Raw records

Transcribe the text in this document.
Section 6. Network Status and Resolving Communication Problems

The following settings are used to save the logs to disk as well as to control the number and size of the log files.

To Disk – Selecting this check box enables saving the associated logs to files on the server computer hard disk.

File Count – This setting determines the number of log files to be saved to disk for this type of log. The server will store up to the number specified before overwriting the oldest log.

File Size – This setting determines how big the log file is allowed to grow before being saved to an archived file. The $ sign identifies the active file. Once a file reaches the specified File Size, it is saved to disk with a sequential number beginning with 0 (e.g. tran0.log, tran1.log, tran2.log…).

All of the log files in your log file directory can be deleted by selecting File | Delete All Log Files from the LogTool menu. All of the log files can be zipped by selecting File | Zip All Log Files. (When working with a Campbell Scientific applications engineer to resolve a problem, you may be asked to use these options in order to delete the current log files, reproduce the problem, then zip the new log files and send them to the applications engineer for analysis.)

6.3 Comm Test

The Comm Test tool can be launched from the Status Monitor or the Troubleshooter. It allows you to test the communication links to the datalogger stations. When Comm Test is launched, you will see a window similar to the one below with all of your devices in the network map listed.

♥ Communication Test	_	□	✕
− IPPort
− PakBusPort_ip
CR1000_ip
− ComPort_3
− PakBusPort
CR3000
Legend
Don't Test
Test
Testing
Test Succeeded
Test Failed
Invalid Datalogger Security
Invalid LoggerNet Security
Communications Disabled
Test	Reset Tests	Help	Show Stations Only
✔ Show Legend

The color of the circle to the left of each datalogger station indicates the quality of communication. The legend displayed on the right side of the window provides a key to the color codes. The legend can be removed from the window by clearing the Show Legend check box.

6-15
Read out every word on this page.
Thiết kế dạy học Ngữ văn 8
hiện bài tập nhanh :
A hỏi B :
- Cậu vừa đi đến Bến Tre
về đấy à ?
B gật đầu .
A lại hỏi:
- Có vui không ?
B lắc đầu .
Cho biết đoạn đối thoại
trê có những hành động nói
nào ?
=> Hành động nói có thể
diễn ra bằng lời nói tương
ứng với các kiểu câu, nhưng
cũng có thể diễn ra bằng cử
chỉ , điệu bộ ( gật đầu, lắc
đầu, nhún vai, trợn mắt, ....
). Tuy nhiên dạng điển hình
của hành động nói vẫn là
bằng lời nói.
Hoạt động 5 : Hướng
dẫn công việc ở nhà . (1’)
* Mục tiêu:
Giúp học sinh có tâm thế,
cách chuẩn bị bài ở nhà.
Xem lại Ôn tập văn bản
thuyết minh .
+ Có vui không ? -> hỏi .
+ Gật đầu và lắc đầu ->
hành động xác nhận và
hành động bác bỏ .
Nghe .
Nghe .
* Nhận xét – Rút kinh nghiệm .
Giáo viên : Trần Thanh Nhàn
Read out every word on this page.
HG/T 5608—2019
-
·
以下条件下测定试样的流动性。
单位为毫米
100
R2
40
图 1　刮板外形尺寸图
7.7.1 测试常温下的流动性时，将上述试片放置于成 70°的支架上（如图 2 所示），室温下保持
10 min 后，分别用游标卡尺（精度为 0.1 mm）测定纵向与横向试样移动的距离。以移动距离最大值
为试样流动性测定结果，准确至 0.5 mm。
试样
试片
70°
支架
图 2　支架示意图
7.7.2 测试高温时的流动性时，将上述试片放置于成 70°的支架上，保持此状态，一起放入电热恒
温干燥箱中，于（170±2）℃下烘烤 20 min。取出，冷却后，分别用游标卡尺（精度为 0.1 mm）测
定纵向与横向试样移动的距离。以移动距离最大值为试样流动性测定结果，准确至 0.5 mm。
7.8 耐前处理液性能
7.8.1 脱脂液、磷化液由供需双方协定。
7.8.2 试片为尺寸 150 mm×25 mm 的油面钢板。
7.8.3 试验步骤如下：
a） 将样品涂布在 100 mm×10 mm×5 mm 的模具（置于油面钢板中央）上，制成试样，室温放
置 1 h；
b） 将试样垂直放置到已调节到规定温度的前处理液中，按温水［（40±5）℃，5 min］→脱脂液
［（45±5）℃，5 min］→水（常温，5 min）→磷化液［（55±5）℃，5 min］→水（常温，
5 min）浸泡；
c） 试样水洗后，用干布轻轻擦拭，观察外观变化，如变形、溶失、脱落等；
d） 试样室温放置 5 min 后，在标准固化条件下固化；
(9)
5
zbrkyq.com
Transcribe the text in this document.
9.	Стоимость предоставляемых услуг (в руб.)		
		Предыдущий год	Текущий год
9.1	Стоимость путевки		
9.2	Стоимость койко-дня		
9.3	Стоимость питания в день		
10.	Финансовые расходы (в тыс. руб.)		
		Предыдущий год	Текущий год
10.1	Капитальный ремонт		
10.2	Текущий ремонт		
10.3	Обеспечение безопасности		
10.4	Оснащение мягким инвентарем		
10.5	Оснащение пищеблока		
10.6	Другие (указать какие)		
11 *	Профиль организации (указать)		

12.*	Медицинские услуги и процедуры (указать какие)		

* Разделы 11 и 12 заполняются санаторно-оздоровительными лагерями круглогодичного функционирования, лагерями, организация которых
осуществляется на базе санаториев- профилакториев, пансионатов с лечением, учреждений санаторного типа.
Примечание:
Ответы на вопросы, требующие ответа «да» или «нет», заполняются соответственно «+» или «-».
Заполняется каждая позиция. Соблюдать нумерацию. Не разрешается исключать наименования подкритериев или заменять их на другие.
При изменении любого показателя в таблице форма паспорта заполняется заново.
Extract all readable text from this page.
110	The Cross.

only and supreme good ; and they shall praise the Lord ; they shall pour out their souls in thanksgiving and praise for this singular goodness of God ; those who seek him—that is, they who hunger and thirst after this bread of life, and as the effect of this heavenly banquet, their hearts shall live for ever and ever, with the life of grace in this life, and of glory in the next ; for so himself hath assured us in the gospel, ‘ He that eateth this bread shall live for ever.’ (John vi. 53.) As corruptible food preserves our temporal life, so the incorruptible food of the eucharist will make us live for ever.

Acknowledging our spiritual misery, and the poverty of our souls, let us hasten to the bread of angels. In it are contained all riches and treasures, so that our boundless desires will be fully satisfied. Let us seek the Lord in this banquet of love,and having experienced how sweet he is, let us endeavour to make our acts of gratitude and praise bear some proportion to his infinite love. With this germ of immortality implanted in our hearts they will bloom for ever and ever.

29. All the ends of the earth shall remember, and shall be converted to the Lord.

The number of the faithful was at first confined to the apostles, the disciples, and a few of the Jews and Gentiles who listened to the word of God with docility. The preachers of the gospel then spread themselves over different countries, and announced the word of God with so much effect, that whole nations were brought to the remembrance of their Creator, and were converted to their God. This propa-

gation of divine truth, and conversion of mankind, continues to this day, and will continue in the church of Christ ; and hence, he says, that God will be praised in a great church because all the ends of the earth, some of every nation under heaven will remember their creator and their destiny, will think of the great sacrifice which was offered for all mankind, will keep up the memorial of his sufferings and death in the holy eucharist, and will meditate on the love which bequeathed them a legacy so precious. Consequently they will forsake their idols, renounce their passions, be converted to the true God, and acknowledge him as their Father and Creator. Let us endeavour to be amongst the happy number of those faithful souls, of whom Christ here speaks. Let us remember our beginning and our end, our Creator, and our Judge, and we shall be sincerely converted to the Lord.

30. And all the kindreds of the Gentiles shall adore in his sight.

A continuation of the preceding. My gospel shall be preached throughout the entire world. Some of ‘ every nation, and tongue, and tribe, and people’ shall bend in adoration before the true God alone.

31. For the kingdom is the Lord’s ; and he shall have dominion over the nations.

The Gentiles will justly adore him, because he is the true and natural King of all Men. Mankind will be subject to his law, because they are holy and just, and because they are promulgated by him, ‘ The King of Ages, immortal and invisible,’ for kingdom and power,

- _DIRECTIVE_:
Select the lines in this material that hold the word "Invalid", leaving none out.

- _EXERCISE OUTPUT_:
Invalid Datalogger Security
Invalid LoggerNet Security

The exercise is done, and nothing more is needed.